(Dataset items)
------------------------------------

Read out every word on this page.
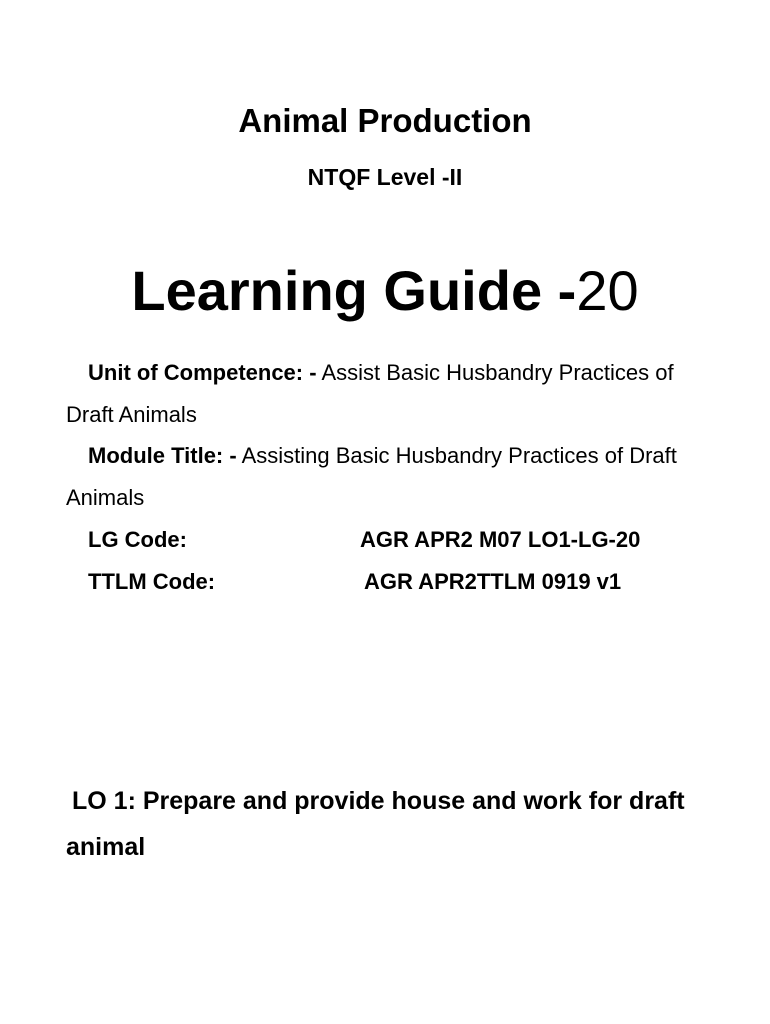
Animal Production
NTQF Level -II
Learning Guide -20
Unit of Competence: - Assist Basic Husbandry Practices of Draft Animals
Module Title: - Assisting Basic Husbandry Practices of Draft Animals
LG Code:	AGR APR2 M07 LO1-LG-20
TTLM Code:	AGR APR2TTLM 0919 v1
LO 1: Prepare and provide house and work for draft animal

------------------------------------

▸ **WRITTEN REQUEST**
Give every record again exactly, apart from the pictures, which stay out.

▸ **EXPECTED OUTPUT**
Read out every word on this page.
Animal Production
NTQF Level -II
Learning Guide -20
Unit of Competence: - Assist Basic Husbandry Practices of Draft Animals
Module Title: - Assisting Basic Husbandry Practices of Draft Animals
LG Code:	AGR APR2 M07 LO1-LG-20
TTLM Code:	AGR APR2TTLM 0919 v1
LO 1: Prepare and provide house and work for draft animal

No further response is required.